» What to work on
Lines containing the string "Extensive" are to be counted; report only how many there are.

» Extracted data entries

--

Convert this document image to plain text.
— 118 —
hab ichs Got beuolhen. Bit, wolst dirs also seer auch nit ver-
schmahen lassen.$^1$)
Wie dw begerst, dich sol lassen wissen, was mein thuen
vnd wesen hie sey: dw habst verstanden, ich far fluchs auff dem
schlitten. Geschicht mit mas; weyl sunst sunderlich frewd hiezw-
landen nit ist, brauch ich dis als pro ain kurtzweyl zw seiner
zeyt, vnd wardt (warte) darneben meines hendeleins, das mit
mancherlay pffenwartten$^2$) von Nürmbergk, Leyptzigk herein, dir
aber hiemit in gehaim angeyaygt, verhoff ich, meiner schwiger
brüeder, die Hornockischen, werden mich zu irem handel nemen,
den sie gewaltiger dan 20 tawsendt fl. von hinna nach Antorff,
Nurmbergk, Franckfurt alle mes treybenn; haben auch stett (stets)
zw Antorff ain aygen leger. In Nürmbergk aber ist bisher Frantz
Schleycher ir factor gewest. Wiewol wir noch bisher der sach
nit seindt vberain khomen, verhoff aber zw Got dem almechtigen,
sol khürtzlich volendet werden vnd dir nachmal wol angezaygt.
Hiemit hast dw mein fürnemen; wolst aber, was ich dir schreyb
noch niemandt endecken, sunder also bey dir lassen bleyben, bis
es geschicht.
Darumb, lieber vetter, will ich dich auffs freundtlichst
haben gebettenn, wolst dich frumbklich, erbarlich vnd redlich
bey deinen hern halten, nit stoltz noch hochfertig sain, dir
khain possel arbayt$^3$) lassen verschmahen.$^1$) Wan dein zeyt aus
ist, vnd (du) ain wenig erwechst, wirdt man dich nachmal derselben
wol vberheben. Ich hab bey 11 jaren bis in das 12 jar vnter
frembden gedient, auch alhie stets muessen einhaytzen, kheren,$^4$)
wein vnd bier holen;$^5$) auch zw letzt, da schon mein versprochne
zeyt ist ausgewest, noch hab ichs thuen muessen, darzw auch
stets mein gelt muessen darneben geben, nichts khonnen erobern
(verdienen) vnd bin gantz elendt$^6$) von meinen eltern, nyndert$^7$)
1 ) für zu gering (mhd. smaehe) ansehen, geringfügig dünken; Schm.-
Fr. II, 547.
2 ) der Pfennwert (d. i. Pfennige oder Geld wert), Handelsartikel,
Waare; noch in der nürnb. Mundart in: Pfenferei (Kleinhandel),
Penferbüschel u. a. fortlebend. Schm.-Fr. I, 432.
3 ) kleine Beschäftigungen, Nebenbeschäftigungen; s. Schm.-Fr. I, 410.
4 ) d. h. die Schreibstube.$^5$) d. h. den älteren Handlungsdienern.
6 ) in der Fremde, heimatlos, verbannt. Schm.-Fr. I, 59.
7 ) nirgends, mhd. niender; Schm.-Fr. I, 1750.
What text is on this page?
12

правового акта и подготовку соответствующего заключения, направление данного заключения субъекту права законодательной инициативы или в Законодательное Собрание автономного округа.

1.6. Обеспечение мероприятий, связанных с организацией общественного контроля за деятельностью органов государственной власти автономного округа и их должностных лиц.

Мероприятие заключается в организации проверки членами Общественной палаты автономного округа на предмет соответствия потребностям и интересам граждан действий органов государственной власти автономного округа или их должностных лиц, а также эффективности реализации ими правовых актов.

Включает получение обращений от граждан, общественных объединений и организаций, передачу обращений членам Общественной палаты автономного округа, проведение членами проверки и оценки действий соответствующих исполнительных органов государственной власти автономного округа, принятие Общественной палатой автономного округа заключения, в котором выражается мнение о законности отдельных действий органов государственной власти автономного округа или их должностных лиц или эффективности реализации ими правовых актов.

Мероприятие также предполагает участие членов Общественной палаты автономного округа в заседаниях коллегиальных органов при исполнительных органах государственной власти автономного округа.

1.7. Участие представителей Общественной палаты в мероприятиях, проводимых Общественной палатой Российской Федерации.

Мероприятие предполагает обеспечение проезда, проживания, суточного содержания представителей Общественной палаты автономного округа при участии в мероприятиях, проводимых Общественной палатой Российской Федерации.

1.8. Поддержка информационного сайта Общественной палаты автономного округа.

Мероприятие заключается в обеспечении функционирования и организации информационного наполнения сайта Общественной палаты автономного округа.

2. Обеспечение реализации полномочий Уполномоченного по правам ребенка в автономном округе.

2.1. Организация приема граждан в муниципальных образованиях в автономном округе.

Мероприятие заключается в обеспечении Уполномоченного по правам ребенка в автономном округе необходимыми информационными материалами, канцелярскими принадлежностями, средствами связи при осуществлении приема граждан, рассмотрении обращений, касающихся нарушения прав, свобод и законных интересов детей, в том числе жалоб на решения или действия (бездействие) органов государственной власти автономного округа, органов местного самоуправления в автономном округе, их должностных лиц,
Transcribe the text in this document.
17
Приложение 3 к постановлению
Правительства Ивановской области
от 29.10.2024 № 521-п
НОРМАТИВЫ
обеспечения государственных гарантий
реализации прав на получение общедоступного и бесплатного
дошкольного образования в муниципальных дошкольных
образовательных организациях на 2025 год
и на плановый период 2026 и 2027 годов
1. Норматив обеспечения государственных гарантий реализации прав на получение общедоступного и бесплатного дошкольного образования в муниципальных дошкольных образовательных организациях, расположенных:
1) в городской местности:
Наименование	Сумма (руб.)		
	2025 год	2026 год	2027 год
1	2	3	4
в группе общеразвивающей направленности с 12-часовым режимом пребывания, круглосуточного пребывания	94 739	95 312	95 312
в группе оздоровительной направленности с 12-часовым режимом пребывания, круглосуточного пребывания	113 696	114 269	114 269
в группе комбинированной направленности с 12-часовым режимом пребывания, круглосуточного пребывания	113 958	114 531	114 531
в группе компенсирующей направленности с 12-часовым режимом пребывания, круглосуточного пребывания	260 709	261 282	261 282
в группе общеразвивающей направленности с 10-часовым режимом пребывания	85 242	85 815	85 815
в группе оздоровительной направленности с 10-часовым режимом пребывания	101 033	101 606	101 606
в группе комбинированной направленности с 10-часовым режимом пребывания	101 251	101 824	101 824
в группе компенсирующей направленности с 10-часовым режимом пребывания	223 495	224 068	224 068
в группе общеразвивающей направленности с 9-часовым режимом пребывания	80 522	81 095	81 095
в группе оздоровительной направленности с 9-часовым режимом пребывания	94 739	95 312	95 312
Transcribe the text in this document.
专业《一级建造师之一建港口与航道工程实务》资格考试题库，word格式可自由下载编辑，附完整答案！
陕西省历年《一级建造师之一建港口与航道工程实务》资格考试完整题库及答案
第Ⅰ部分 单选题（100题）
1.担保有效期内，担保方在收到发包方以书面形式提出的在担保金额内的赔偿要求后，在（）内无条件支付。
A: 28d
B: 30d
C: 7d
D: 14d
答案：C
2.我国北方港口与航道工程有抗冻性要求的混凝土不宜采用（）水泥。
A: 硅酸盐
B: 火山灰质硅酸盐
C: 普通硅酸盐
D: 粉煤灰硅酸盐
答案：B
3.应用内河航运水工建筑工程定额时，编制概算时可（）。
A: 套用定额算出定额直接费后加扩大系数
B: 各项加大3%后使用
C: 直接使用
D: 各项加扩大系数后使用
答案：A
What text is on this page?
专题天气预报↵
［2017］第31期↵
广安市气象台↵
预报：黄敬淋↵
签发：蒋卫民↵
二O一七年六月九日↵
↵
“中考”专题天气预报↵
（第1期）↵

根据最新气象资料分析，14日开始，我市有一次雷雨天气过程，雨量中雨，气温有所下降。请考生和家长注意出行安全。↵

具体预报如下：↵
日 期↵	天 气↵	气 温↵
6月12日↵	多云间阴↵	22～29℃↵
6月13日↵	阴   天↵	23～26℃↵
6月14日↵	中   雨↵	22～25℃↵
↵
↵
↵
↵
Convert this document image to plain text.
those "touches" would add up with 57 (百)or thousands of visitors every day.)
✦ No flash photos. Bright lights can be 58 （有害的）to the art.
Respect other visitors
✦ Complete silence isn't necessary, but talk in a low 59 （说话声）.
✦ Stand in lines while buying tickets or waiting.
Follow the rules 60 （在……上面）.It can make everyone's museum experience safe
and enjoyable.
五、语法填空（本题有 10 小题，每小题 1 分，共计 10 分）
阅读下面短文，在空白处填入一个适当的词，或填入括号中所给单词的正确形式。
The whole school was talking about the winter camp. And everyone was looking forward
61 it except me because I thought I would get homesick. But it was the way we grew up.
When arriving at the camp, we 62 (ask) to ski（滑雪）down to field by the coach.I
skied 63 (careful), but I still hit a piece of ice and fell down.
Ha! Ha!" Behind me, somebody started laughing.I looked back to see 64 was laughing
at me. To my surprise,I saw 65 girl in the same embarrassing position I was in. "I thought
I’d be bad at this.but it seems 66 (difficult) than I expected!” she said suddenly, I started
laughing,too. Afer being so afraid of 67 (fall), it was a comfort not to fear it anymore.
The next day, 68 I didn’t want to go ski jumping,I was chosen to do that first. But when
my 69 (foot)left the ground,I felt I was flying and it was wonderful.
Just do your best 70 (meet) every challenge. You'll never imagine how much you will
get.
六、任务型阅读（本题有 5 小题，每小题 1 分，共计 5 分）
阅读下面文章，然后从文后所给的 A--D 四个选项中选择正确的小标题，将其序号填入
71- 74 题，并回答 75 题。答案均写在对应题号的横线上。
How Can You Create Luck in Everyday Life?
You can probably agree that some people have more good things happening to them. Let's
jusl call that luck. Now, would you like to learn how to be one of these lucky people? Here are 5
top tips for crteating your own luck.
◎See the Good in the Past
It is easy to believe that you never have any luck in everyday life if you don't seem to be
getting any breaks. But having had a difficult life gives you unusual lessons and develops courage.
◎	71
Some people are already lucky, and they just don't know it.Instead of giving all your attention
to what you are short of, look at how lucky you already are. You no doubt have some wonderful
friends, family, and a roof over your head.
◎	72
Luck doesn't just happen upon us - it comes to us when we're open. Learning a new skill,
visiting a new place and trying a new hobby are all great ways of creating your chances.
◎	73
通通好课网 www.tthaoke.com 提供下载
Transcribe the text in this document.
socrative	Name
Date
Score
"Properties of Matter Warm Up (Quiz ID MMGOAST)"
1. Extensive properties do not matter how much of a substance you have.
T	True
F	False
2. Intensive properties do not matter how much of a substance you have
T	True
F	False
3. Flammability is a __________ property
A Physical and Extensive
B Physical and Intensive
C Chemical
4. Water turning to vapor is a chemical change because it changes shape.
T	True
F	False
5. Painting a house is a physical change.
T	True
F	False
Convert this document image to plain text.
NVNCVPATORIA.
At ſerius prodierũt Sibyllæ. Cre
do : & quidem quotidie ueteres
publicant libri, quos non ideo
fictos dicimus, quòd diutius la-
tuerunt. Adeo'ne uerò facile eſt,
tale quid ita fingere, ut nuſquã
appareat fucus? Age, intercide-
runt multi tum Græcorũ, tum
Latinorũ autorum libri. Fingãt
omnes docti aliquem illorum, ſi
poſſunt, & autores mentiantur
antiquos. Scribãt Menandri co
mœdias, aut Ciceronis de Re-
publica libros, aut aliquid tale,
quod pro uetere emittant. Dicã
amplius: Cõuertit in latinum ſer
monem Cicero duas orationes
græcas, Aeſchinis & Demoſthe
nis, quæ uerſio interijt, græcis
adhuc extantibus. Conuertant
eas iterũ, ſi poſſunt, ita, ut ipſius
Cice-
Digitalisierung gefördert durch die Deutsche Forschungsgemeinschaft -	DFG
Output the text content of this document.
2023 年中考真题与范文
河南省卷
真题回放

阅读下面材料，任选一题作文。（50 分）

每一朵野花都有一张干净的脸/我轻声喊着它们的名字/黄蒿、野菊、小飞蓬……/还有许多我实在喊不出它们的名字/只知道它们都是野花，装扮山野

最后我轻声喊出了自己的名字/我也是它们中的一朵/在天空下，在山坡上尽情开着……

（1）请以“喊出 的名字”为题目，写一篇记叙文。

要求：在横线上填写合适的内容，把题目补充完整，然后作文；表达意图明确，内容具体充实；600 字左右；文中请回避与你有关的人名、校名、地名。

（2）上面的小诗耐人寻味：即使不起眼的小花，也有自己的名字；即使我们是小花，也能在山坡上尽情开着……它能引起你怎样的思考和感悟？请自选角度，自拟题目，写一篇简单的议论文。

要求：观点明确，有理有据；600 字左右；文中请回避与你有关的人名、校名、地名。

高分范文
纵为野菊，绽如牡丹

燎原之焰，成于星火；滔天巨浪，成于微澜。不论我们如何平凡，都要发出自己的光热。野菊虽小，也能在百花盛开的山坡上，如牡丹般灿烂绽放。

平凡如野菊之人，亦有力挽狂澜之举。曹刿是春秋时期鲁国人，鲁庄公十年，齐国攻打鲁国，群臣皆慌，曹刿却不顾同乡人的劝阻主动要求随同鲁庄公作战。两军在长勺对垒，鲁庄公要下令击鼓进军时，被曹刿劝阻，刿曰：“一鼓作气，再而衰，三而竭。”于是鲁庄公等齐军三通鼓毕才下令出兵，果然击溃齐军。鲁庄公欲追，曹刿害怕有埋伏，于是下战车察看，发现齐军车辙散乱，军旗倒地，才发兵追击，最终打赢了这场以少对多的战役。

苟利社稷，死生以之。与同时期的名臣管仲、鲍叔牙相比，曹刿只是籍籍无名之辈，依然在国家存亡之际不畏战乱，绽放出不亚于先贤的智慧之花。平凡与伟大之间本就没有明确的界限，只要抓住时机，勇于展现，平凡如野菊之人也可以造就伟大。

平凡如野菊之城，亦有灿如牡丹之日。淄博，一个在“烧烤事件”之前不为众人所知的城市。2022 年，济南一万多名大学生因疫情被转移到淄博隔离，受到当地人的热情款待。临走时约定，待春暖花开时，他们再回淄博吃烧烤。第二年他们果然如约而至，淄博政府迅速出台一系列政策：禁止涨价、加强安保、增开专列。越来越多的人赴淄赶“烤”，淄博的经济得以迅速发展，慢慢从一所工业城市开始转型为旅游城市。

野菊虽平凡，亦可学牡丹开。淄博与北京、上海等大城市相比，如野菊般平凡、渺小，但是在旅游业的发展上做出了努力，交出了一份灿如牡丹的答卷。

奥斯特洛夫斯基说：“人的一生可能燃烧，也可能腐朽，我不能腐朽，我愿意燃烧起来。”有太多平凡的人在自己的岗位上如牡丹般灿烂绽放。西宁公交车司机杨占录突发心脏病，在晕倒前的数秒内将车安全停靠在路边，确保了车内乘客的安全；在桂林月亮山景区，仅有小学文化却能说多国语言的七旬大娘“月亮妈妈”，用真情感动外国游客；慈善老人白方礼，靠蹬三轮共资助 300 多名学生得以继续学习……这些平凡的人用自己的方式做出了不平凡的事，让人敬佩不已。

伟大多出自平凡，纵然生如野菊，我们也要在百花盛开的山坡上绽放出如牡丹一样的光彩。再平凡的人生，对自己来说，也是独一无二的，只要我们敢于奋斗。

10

--

» The solution
2